Read the records below. Copy each line where the string "name" occurs.

================

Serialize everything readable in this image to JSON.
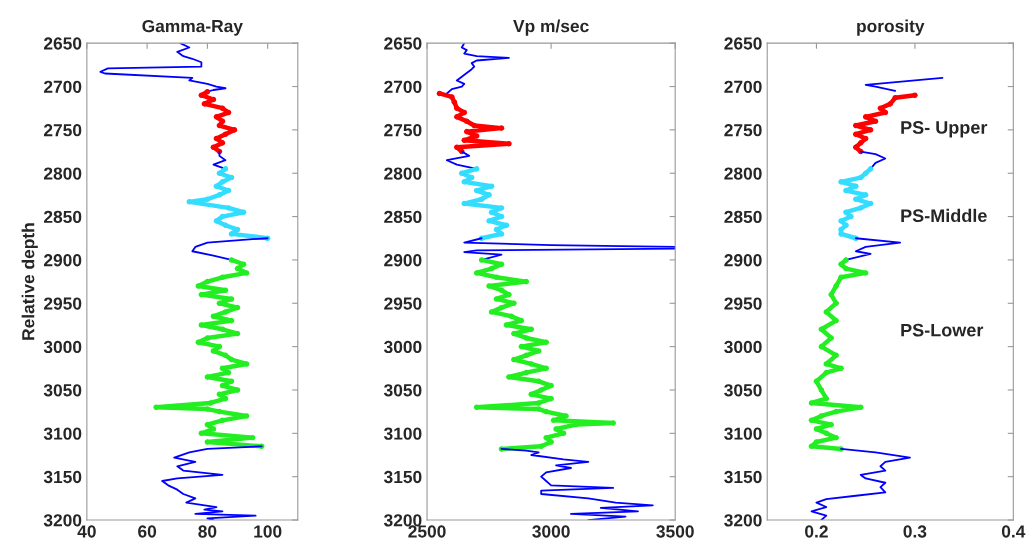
{
  "chart_data": [
    {
      "type": "line",
      "title": "Gamma-Ray",
      "ylabel": "Relative depth",
      "xlim": [
        40,
        110
      ],
      "xticks": [
        40,
        60,
        80,
        100
      ],
      "ylim": [
        3200,
        2650
      ],
      "yticks": [
        2650,
        2700,
        2750,
        2800,
        2850,
        2900,
        2950,
        3000,
        3050,
        3100,
        3150,
        3200
      ],
      "grid": false,
      "series": [
        {
          "color": "#0000ff",
          "marker": "none",
          "x": [
            71,
            74,
            70,
            72,
            75,
            78,
            78,
            47,
            44.5,
            46,
            75,
            74,
            80,
            83,
            86,
            82,
            80
          ],
          "values": [
            2650,
            2655,
            2660,
            2665,
            2668,
            2672,
            2677,
            2679,
            2683,
            2685,
            2690,
            2693,
            2697,
            2700,
            2702,
            2704,
            2706
          ]
        },
        {
          "color": "#ff0000",
          "marker": "circle",
          "x": [
            80,
            78,
            82,
            79,
            85,
            87,
            83,
            85,
            84,
            89,
            86,
            83,
            85,
            82,
            84
          ],
          "values": [
            2706,
            2710,
            2715,
            2720,
            2725,
            2730,
            2735,
            2740,
            2745,
            2750,
            2755,
            2760,
            2765,
            2770,
            2775
          ]
        },
        {
          "color": "#0000ff",
          "marker": "none",
          "x": [
            84,
            84,
            86,
            82,
            86
          ],
          "values": [
            2775,
            2780,
            2785,
            2790,
            2795
          ]
        },
        {
          "color": "#33ddff",
          "marker": "circle",
          "x": [
            86,
            84,
            88,
            85,
            83,
            87,
            84,
            80,
            74,
            87,
            92,
            85,
            83,
            86,
            90,
            88,
            100
          ],
          "values": [
            2795,
            2800,
            2805,
            2810,
            2815,
            2820,
            2825,
            2830,
            2833,
            2840,
            2845,
            2850,
            2855,
            2860,
            2865,
            2870,
            2875
          ]
        },
        {
          "color": "#0000ff",
          "marker": "none",
          "x": [
            100,
            95,
            80,
            76,
            75,
            82,
            88
          ],
          "values": [
            2875,
            2876,
            2880,
            2885,
            2890,
            2895,
            2900
          ]
        },
        {
          "color": "#22ee22",
          "marker": "circle",
          "x": [
            88,
            92,
            90,
            93,
            85,
            80,
            77,
            86,
            78,
            88,
            84,
            90,
            86,
            82,
            88,
            78,
            85,
            90,
            80,
            77,
            84,
            82,
            86,
            88,
            93,
            85,
            87,
            80,
            88,
            85,
            90,
            84,
            86,
            81,
            63,
            80,
            84,
            93,
            85,
            80,
            82,
            78,
            95,
            80,
            98
          ],
          "values": [
            2900,
            2905,
            2910,
            2915,
            2920,
            2925,
            2930,
            2935,
            2940,
            2945,
            2950,
            2955,
            2960,
            2965,
            2970,
            2975,
            2980,
            2985,
            2990,
            2995,
            3000,
            3005,
            3010,
            3015,
            3020,
            3025,
            3030,
            3035,
            3040,
            3045,
            3050,
            3055,
            3060,
            3065,
            3070,
            3072,
            3075,
            3080,
            3085,
            3090,
            3095,
            3100,
            3105,
            3110,
            3115
          ]
        },
        {
          "color": "#0000ff",
          "marker": "none",
          "x": [
            98,
            80,
            74,
            69,
            76,
            70,
            72,
            85,
            70,
            65,
            67,
            70,
            72,
            76,
            73,
            83,
            79,
            85,
            76,
            96,
            80,
            82
          ],
          "values": [
            3115,
            3118,
            3122,
            3128,
            3133,
            3138,
            3143,
            3148,
            3152,
            3155,
            3160,
            3165,
            3170,
            3175,
            3180,
            3185,
            3188,
            3190,
            3193,
            3195,
            3198,
            3200
          ]
        }
      ]
    },
    {
      "type": "line",
      "title": "Vp m/sec",
      "xlim": [
        2500,
        3500
      ],
      "xticks": [
        2500,
        3000,
        3500
      ],
      "ylim": [
        3200,
        2650
      ],
      "yticks": [
        2650,
        2700,
        2750,
        2800,
        2850,
        2900,
        2950,
        3000,
        3050,
        3100,
        3150,
        3200
      ],
      "grid": false,
      "series": [
        {
          "color": "#0000ff",
          "marker": "none",
          "x": [
            2650,
            2640,
            2660,
            2650,
            2700,
            2830,
            2700,
            2680,
            2690,
            2680,
            2620,
            2650,
            2640,
            2600,
            2580
          ],
          "values": [
            2650,
            2655,
            2658,
            2662,
            2665,
            2667,
            2670,
            2673,
            2677,
            2680,
            2693,
            2697,
            2700,
            2703,
            2708
          ]
        },
        {
          "color": "#ff0000",
          "marker": "circle",
          "x": [
            2550,
            2600,
            2610,
            2620,
            2650,
            2620,
            2660,
            2690,
            2800,
            2660,
            2700,
            2650,
            2830,
            2620,
            2640
          ],
          "values": [
            2708,
            2712,
            2718,
            2725,
            2730,
            2735,
            2740,
            2745,
            2748,
            2752,
            2757,
            2762,
            2766,
            2770,
            2775
          ]
        },
        {
          "color": "#0000ff",
          "marker": "none",
          "x": [
            2640,
            2670,
            2580,
            2620,
            2700
          ],
          "values": [
            2775,
            2780,
            2785,
            2790,
            2795
          ]
        },
        {
          "color": "#33ddff",
          "marker": "circle",
          "x": [
            2700,
            2640,
            2680,
            2650,
            2760,
            2700,
            2750,
            2720,
            2650,
            2800,
            2760,
            2800,
            2750,
            2820,
            2780,
            2800,
            2720
          ],
          "values": [
            2795,
            2800,
            2805,
            2810,
            2815,
            2820,
            2825,
            2830,
            2835,
            2840,
            2845,
            2850,
            2855,
            2860,
            2865,
            2870,
            2875
          ]
        },
        {
          "color": "#0000ff",
          "marker": "none",
          "x": [
            2720,
            2650,
            3000,
            3500,
            3500,
            2700,
            2650,
            2800,
            2720
          ],
          "values": [
            2875,
            2880,
            2883,
            2885,
            2887,
            2889,
            2891,
            2894,
            2900
          ]
        },
        {
          "color": "#22ee22",
          "marker": "circle",
          "x": [
            2720,
            2800,
            2760,
            2700,
            2780,
            2900,
            2750,
            2800,
            2830,
            2780,
            2850,
            2800,
            2760,
            2840,
            2880,
            2820,
            2920,
            2850,
            2900,
            2980,
            2880,
            2950,
            2900,
            2850,
            2920,
            2980,
            2900,
            2830,
            2950,
            3000,
            2960,
            2920,
            3000,
            2950,
            2700,
            2950,
            2980,
            3060,
            3010,
            3250,
            3100,
            3020,
            3050,
            2980,
            3000,
            2960,
            2800
          ],
          "values": [
            2900,
            2905,
            2910,
            2915,
            2920,
            2925,
            2930,
            2935,
            2940,
            2945,
            2950,
            2955,
            2960,
            2965,
            2970,
            2975,
            2980,
            2985,
            2990,
            2995,
            3000,
            3005,
            3010,
            3015,
            3020,
            3025,
            3030,
            3035,
            3040,
            3045,
            3050,
            3055,
            3060,
            3065,
            3070,
            3072,
            3075,
            3080,
            3085,
            3088,
            3090,
            3095,
            3100,
            3105,
            3110,
            3115,
            3118
          ]
        },
        {
          "color": "#0000ff",
          "marker": "none",
          "x": [
            2800,
            2900,
            2950,
            2920,
            3050,
            3150,
            3020,
            3080,
            2980,
            2960,
            2980,
            3000,
            3250,
            2960,
            2960,
            3150,
            3260,
            3410,
            3200,
            3350,
            3080,
            3300,
            3150
          ],
          "values": [
            3118,
            3120,
            3122,
            3125,
            3130,
            3133,
            3137,
            3140,
            3145,
            3150,
            3155,
            3160,
            3163,
            3166,
            3170,
            3175,
            3180,
            3183,
            3186,
            3190,
            3193,
            3196,
            3200
          ]
        }
      ]
    },
    {
      "type": "line",
      "title": "porosity",
      "xlim": [
        0.15,
        0.4
      ],
      "xticks": [
        0.2,
        0.3,
        0.4
      ],
      "ylim": [
        3200,
        2650
      ],
      "yticks": [
        2650,
        2700,
        2750,
        2800,
        2850,
        2900,
        2950,
        3000,
        3050,
        3100,
        3150,
        3200
      ],
      "grid": false,
      "annotations": [
        "PS- Upper",
        "PS-Middle",
        "PS-Lower"
      ],
      "series": [
        {
          "color": "#0000ff",
          "marker": "none",
          "x": [
            0.328,
            0.25,
            0.26,
            0.28
          ],
          "values": [
            2690,
            2698,
            2700,
            2705
          ]
        },
        {
          "color": "#ff0000",
          "marker": "circle",
          "x": [
            0.3,
            0.28,
            0.275,
            0.265,
            0.27,
            0.25,
            0.26,
            0.24,
            0.255,
            0.24,
            0.25,
            0.245,
            0.24,
            0.245
          ],
          "values": [
            2710,
            2713,
            2720,
            2725,
            2730,
            2735,
            2740,
            2745,
            2750,
            2755,
            2760,
            2765,
            2770,
            2775
          ]
        },
        {
          "color": "#0000ff",
          "marker": "none",
          "x": [
            0.245,
            0.26,
            0.27,
            0.26,
            0.255
          ],
          "values": [
            2775,
            2778,
            2783,
            2788,
            2795
          ]
        },
        {
          "color": "#33ddff",
          "marker": "circle",
          "x": [
            0.255,
            0.25,
            0.245,
            0.225,
            0.24,
            0.23,
            0.25,
            0.24,
            0.255,
            0.245,
            0.23,
            0.235,
            0.225,
            0.23,
            0.225,
            0.225,
            0.24
          ],
          "values": [
            2795,
            2800,
            2805,
            2810,
            2815,
            2820,
            2825,
            2830,
            2835,
            2840,
            2845,
            2850,
            2855,
            2860,
            2865,
            2870,
            2875
          ]
        },
        {
          "color": "#0000ff",
          "marker": "none",
          "x": [
            0.24,
            0.285,
            0.25,
            0.24,
            0.255,
            0.23
          ],
          "values": [
            2875,
            2880,
            2885,
            2890,
            2893,
            2900
          ]
        },
        {
          "color": "#22ee22",
          "marker": "circle",
          "x": [
            0.23,
            0.225,
            0.23,
            0.25,
            0.225,
            0.22,
            0.215,
            0.22,
            0.21,
            0.22,
            0.205,
            0.215,
            0.205,
            0.22,
            0.21,
            0.225,
            0.21,
            0.2,
            0.205,
            0.21,
            0.195,
            0.245,
            0.22,
            0.205,
            0.195,
            0.215,
            0.2,
            0.21,
            0.22,
            0.2,
            0.195,
            0.225
          ],
          "values": [
            2900,
            2905,
            2910,
            2915,
            2920,
            2930,
            2940,
            2950,
            2960,
            2970,
            2980,
            2990,
            3000,
            3010,
            3020,
            3025,
            3030,
            3040,
            3050,
            3060,
            3065,
            3070,
            3075,
            3080,
            3085,
            3090,
            3095,
            3100,
            3105,
            3110,
            3115,
            3118
          ]
        },
        {
          "color": "#0000ff",
          "marker": "none",
          "x": [
            0.225,
            0.26,
            0.295,
            0.27,
            0.265,
            0.27,
            0.245,
            0.25,
            0.27,
            0.265,
            0.27,
            0.24,
            0.21,
            0.2,
            0.21,
            0.195,
            0.21,
            0.205
          ],
          "values": [
            3118,
            3122,
            3128,
            3133,
            3138,
            3143,
            3148,
            3152,
            3157,
            3162,
            3168,
            3172,
            3176,
            3180,
            3185,
            3190,
            3195,
            3200
          ]
        }
      ]
    }
  ]
}
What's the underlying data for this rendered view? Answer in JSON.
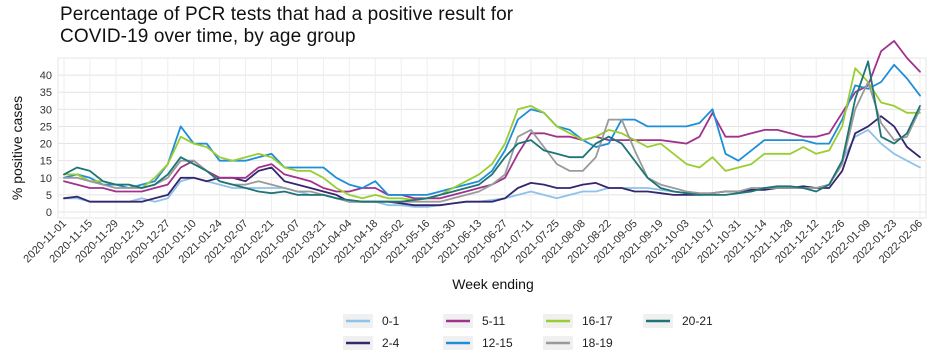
{
  "chart_data": {
    "type": "line",
    "title": [
      "Percentage of PCR tests that had a positive result for",
      "COVID-19 over time, by age group"
    ],
    "xlabel": "Week ending",
    "ylabel": "% positive cases",
    "ylim": [
      0,
      45
    ],
    "yticks": [
      0,
      5,
      10,
      15,
      20,
      25,
      30,
      35,
      40
    ],
    "grid": true,
    "legend_position": "bottom",
    "x": [
      "2020-11-01",
      "2020-11-08",
      "2020-11-15",
      "2020-11-22",
      "2020-11-29",
      "2020-12-06",
      "2020-12-13",
      "2020-12-20",
      "2020-12-27",
      "2021-01-03",
      "2021-01-10",
      "2021-01-17",
      "2021-01-24",
      "2021-01-31",
      "2021-02-07",
      "2021-02-14",
      "2021-02-21",
      "2021-02-28",
      "2021-03-07",
      "2021-03-14",
      "2021-03-21",
      "2021-03-28",
      "2021-04-04",
      "2021-04-11",
      "2021-04-18",
      "2021-04-25",
      "2021-05-02",
      "2021-05-09",
      "2021-05-16",
      "2021-05-23",
      "2021-05-30",
      "2021-06-06",
      "2021-06-13",
      "2021-06-20",
      "2021-06-27",
      "2021-07-04",
      "2021-07-11",
      "2021-07-18",
      "2021-07-25",
      "2021-08-01",
      "2021-08-08",
      "2021-08-15",
      "2021-08-22",
      "2021-08-29",
      "2021-09-05",
      "2021-09-12",
      "2021-09-19",
      "2021-09-26",
      "2021-10-03",
      "2021-10-10",
      "2021-10-17",
      "2021-10-24",
      "2021-10-31",
      "2021-11-07",
      "2021-11-14",
      "2021-11-21",
      "2021-11-28",
      "2021-12-05",
      "2021-12-12",
      "2021-12-19",
      "2021-12-26",
      "2022-01-02",
      "2022-01-09",
      "2022-01-16",
      "2022-01-23",
      "2022-01-30",
      "2022-02-06"
    ],
    "x_tick_labels": [
      "2020-11-01",
      "2020-11-15",
      "2020-11-29",
      "2020-12-13",
      "2020-12-27",
      "2021-01-10",
      "2021-01-24",
      "2021-02-07",
      "2021-02-21",
      "2021-03-07",
      "2021-03-21",
      "2021-04-04",
      "2021-04-18",
      "2021-05-02",
      "2021-05-16",
      "2021-05-30",
      "2021-06-13",
      "2021-06-27",
      "2021-07-11",
      "2021-07-25",
      "2021-08-08",
      "2021-08-22",
      "2021-09-05",
      "2021-09-19",
      "2021-10-03",
      "2021-10-17",
      "2021-10-31",
      "2021-11-14",
      "2021-11-28",
      "2021-12-12",
      "2021-12-26",
      "2022-01-09",
      "2022-01-23",
      "2022-02-06"
    ],
    "series": [
      {
        "name": "0-1",
        "color": "#8ec2e8",
        "values": [
          4,
          4,
          3,
          3,
          3,
          3,
          4,
          3,
          4,
          9,
          10,
          9,
          8,
          7,
          7,
          7,
          7,
          7,
          6,
          5,
          5,
          4,
          3,
          3,
          3,
          2,
          2,
          1.5,
          1.5,
          2,
          2.5,
          3,
          3,
          3.5,
          4,
          5,
          6,
          5,
          4,
          5,
          6,
          6,
          7,
          7,
          7,
          7,
          6.5,
          6,
          5.5,
          5,
          5.5,
          6,
          6,
          6.5,
          7,
          7,
          7,
          7,
          7,
          8,
          15,
          22,
          24,
          20,
          17,
          15,
          13
        ]
      },
      {
        "name": "2-4",
        "color": "#35266e",
        "values": [
          4,
          4.5,
          3,
          3,
          3,
          3,
          3,
          4,
          5,
          10,
          10,
          9,
          10,
          10,
          9,
          12,
          13,
          9,
          8,
          7,
          6,
          5,
          3,
          3,
          3,
          3,
          2.5,
          2,
          2,
          2,
          2.5,
          3,
          3,
          3,
          4,
          7,
          8.5,
          8,
          7,
          7,
          8,
          8.5,
          7,
          7,
          6,
          6,
          5.5,
          5,
          5,
          5,
          5.5,
          6,
          6,
          6.5,
          6.5,
          7,
          7,
          7.5,
          7,
          7,
          12,
          23,
          25,
          28,
          25,
          19,
          16
        ]
      },
      {
        "name": "5-11",
        "color": "#a0328c",
        "values": [
          9,
          8,
          7,
          7,
          6,
          6,
          6,
          7,
          8,
          13,
          15,
          12,
          10,
          10,
          10,
          13,
          14,
          11,
          10,
          9,
          7,
          6,
          6,
          7,
          7,
          5,
          5,
          4,
          4,
          4,
          5,
          6,
          7,
          8,
          10,
          17,
          23,
          23,
          22,
          22,
          21,
          22,
          21,
          21,
          21,
          21,
          21,
          20.5,
          20,
          22,
          29,
          22,
          22,
          23,
          24,
          24,
          23,
          22,
          22,
          23,
          29,
          35,
          37,
          47,
          50,
          45,
          41
        ]
      },
      {
        "name": "12-15",
        "color": "#1f8ed8",
        "values": [
          10,
          11,
          10,
          8,
          8,
          7,
          8,
          9,
          14,
          25,
          20,
          20,
          15,
          15,
          15,
          16,
          17,
          13,
          13,
          13,
          13,
          10,
          8,
          7,
          9,
          5,
          5,
          5,
          5,
          6,
          7,
          8,
          9,
          12,
          18,
          27,
          30,
          29,
          25,
          24,
          21,
          19,
          20,
          27,
          27,
          25,
          25,
          25,
          25,
          26,
          30,
          17,
          15,
          18,
          21,
          21,
          21,
          21,
          20,
          20,
          27,
          37,
          36,
          38,
          43,
          39,
          34
        ]
      },
      {
        "name": "16-17",
        "color": "#9acd32",
        "values": [
          11,
          11,
          9,
          9,
          8,
          8,
          7,
          10,
          14,
          22,
          20,
          19,
          16,
          15,
          16,
          17,
          16,
          13,
          12,
          12,
          10,
          7,
          5,
          4,
          5,
          4,
          4,
          3.5,
          4,
          5,
          7,
          9,
          11,
          14,
          20,
          30,
          31,
          29,
          25,
          23,
          21,
          22,
          24,
          23,
          21,
          19,
          20,
          17,
          14,
          13,
          16,
          12,
          13,
          14,
          17,
          17,
          17,
          19,
          17,
          18,
          25,
          42,
          38,
          32,
          31,
          29,
          29
        ]
      },
      {
        "name": "18-19",
        "color": "#9a9a9a",
        "values": [
          10,
          10,
          9,
          8,
          7,
          7,
          7,
          8,
          10,
          15,
          15,
          12,
          9,
          8,
          8,
          9,
          8,
          7,
          6,
          6,
          5,
          4,
          3,
          3,
          3,
          3,
          3,
          3,
          3,
          3,
          4,
          5,
          6,
          8,
          11,
          22,
          24,
          19,
          14,
          12,
          12,
          16,
          27,
          27,
          18,
          10,
          8,
          7,
          6,
          5.5,
          5.5,
          6,
          6,
          7,
          7,
          7,
          7,
          7,
          7,
          8,
          14,
          30,
          38,
          26,
          21,
          22,
          30
        ]
      },
      {
        "name": "20-21",
        "color": "#1f7475",
        "values": [
          11,
          13,
          12,
          9,
          8,
          8,
          7,
          8,
          11,
          16,
          14,
          12,
          9,
          8,
          7,
          6,
          5.5,
          6,
          5,
          5,
          5,
          4,
          3.5,
          3,
          3,
          3,
          3,
          3.5,
          4,
          5,
          6,
          7,
          8,
          11,
          16,
          20,
          21,
          18,
          17,
          16,
          16,
          20,
          22,
          20,
          15,
          10,
          7,
          6,
          5.5,
          5,
          5,
          5,
          5.5,
          6,
          7,
          7.5,
          7.5,
          7,
          6,
          8,
          15,
          33,
          44,
          22,
          20,
          23,
          31
        ]
      }
    ]
  }
}
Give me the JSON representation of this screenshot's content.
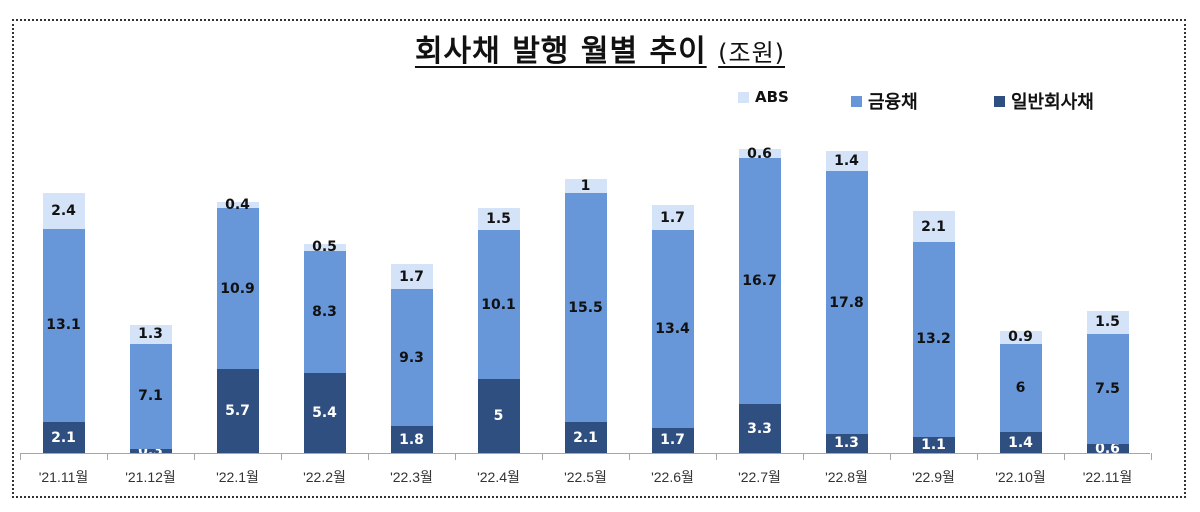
{
  "title": {
    "main": "회사채 발행 월별 추이",
    "unit": "(조원)"
  },
  "legend": [
    {
      "label": "ABS",
      "color": "#d4e3f8",
      "key": "abs"
    },
    {
      "label": "금융채",
      "color": "#6797d8",
      "key": "fin"
    },
    {
      "label": "일반회사채",
      "color": "#2f4f80",
      "key": "corp"
    }
  ],
  "chart_data": {
    "type": "bar",
    "stacked": true,
    "title": "회사채 발행 월별 추이 (조원)",
    "xlabel": "",
    "ylabel": "조원",
    "categories": [
      "'21.11월",
      "'21.12월",
      "'22.1월",
      "'22.2월",
      "'22.3월",
      "'22.4월",
      "'22.5월",
      "'22.6월",
      "'22.7월",
      "'22.8월",
      "'22.9월",
      "'22.10월",
      "'22.11월"
    ],
    "series": [
      {
        "name": "일반회사채",
        "color": "#2f4f80",
        "values": [
          2.1,
          0.3,
          5.7,
          5.4,
          1.8,
          5,
          2.1,
          1.7,
          3.3,
          1.3,
          1.1,
          1.4,
          0.6
        ]
      },
      {
        "name": "금융채",
        "color": "#6797d8",
        "values": [
          13.1,
          7.1,
          10.9,
          8.3,
          9.3,
          10.1,
          15.5,
          13.4,
          16.7,
          17.8,
          13.2,
          6,
          7.5
        ]
      },
      {
        "name": "ABS",
        "color": "#d4e3f8",
        "values": [
          2.4,
          1.3,
          0.4,
          0.5,
          1.7,
          1.5,
          1,
          1.7,
          0.6,
          1.4,
          2.1,
          0.9,
          1.5
        ]
      }
    ],
    "legend_position": "top-right",
    "grid": false,
    "ylim": [
      0,
      22
    ]
  }
}
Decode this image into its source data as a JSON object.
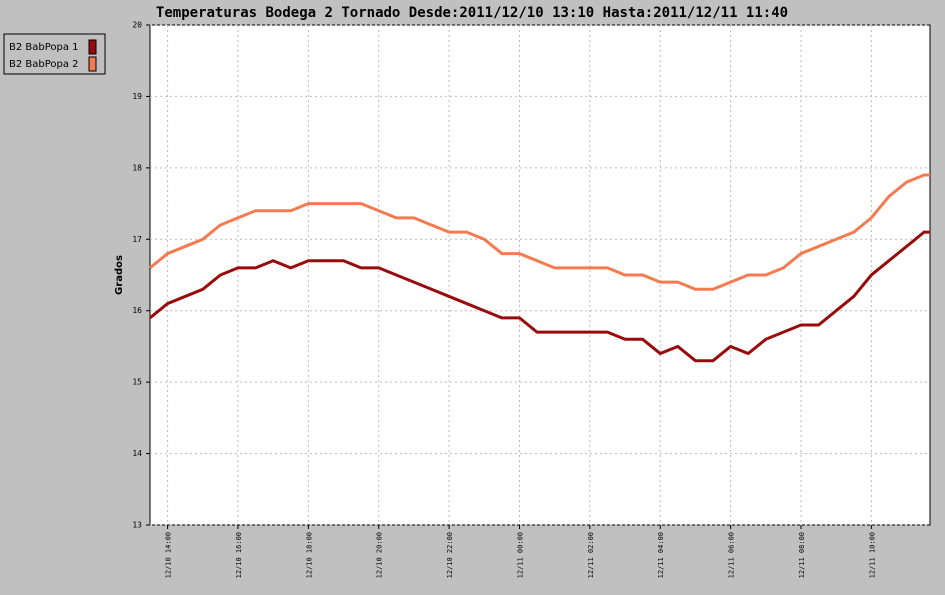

================

Answer to this task:
        "name": "0-1",
        "name": "2-4",
        "name": "5-11",
        "name": "12-15",
        "name": "16-17",
        "name": "18-19",
        "name": "20-21",
        "name": "일반회사채",
        "name": "금융채",
        "name": "ABS",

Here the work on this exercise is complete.